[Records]
#####

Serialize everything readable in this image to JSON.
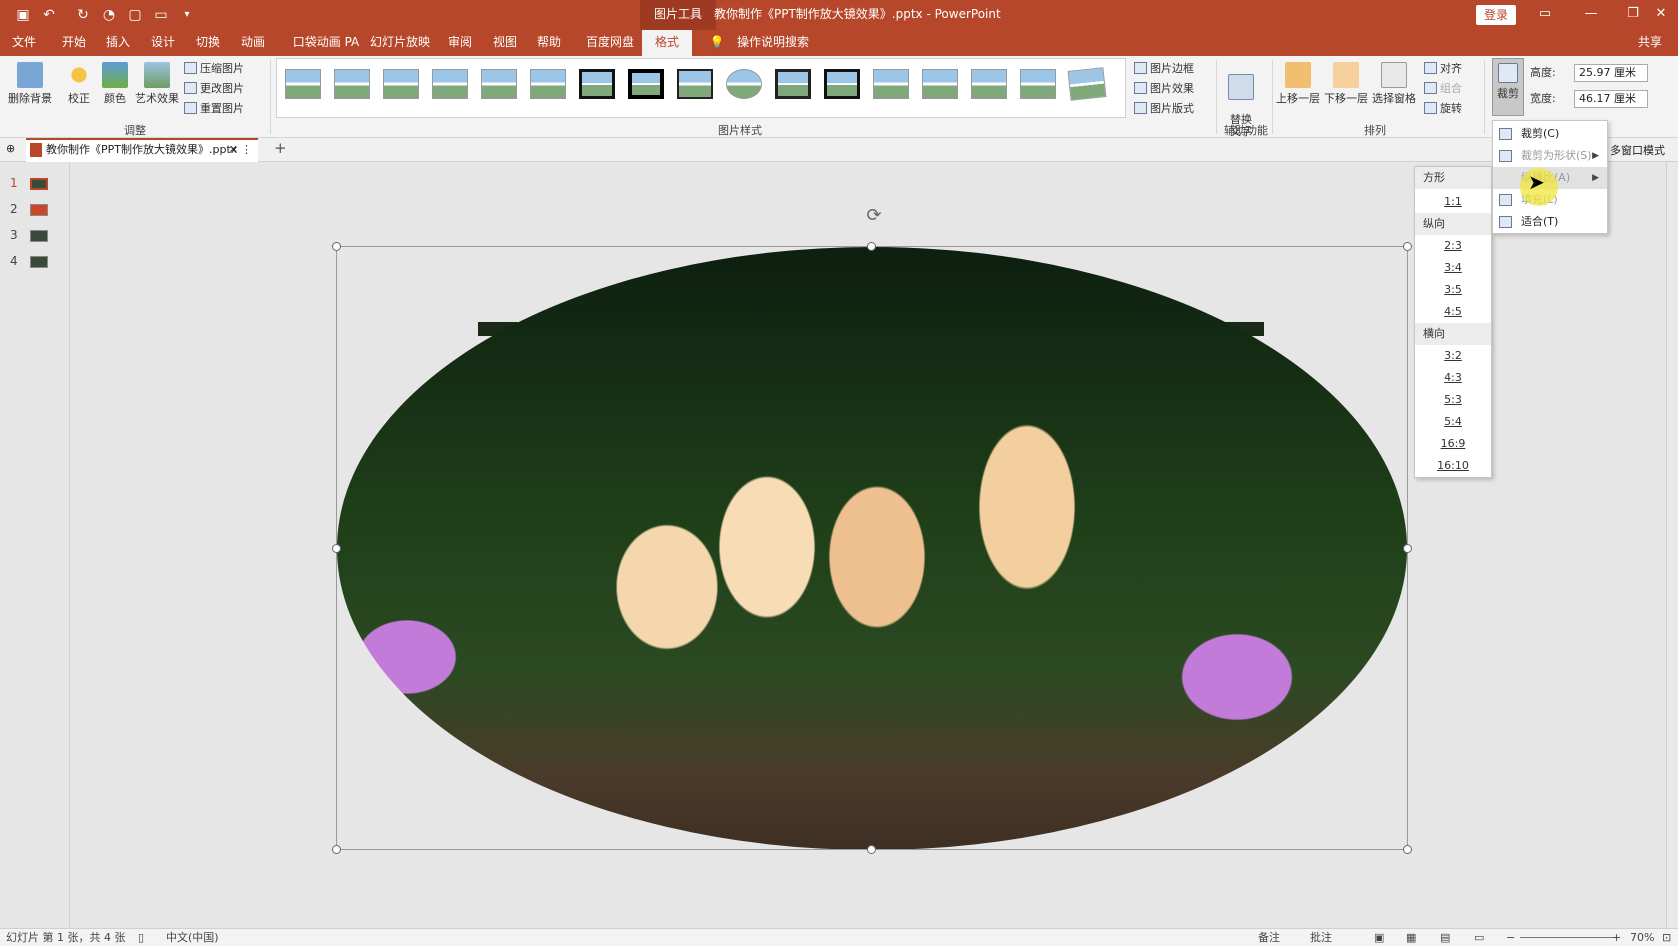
{
  "titlebar": {
    "context_tool": "图片工具",
    "doc_title": "教你制作《PPT制作放大镜效果》.pptx  -  PowerPoint",
    "login": "登录",
    "share": "共享"
  },
  "tabs": [
    {
      "label": "文件"
    },
    {
      "label": "开始"
    },
    {
      "label": "插入"
    },
    {
      "label": "设计"
    },
    {
      "label": "切换"
    },
    {
      "label": "动画"
    },
    {
      "label": "口袋动画 PA"
    },
    {
      "label": "幻灯片放映"
    },
    {
      "label": "审阅"
    },
    {
      "label": "视图"
    },
    {
      "label": "帮助"
    },
    {
      "label": "百度网盘"
    },
    {
      "label": "格式"
    }
  ],
  "tell_me": "操作说明搜索",
  "ribbon": {
    "remove_bg": "删除背景",
    "corrections": "校正",
    "color": "颜色",
    "artistic": "艺术效果",
    "compress": "压缩图片",
    "change": "更改图片",
    "reset": "重置图片",
    "group_adjust": "调整",
    "group_styles": "图片样式",
    "border": "图片边框",
    "effects": "图片效果",
    "layout": "图片版式",
    "alt_text": "替换\n文字",
    "group_access": "辅助功能",
    "bring_forward": "上移一层",
    "send_backward": "下移一层",
    "selection_pane": "选择窗格",
    "align": "对齐",
    "group": "组合",
    "rotate": "旋转",
    "group_arrange": "排列",
    "crop": "裁剪",
    "height_label": "高度:",
    "height_value": "25.97 厘米",
    "width_label": "宽度:",
    "width_value": "46.17 厘米",
    "multiwindow": "多窗口模式"
  },
  "doc_tab": {
    "label": "教你制作《PPT制作放大镜效果》.pptx"
  },
  "slides": [
    {
      "num": "1"
    },
    {
      "num": "2"
    },
    {
      "num": "3"
    },
    {
      "num": "4"
    }
  ],
  "crop_menu": {
    "crop": "裁剪(C)",
    "crop_shape": "裁剪为形状(S)",
    "aspect": "纵横比(A)",
    "fill": "填充(L)",
    "fit": "适合(T)"
  },
  "ratio_menu": {
    "square_head": "方形",
    "square": [
      "1:1"
    ],
    "portrait_head": "纵向",
    "portrait": [
      "2:3",
      "3:4",
      "3:5",
      "4:5"
    ],
    "landscape_head": "横向",
    "landscape": [
      "3:2",
      "4:3",
      "5:3",
      "5:4",
      "16:9",
      "16:10"
    ]
  },
  "status": {
    "slide_info": "幻灯片 第 1 张，共 4 张",
    "language": "中文(中国)",
    "notes": "备注",
    "comments": "批注",
    "zoom": "70%"
  },
  "colors": {
    "accent": "#b7472a"
  }
}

#####

*Description of the task*:
From the listing above, pick out each line where the word "pptx" appears.

*Task response*:
    "doc_title": "教你制作《PPT制作放大镜效果》.pptx  -  PowerPoint",
    "label": "教你制作《PPT制作放大镜效果》.pptx"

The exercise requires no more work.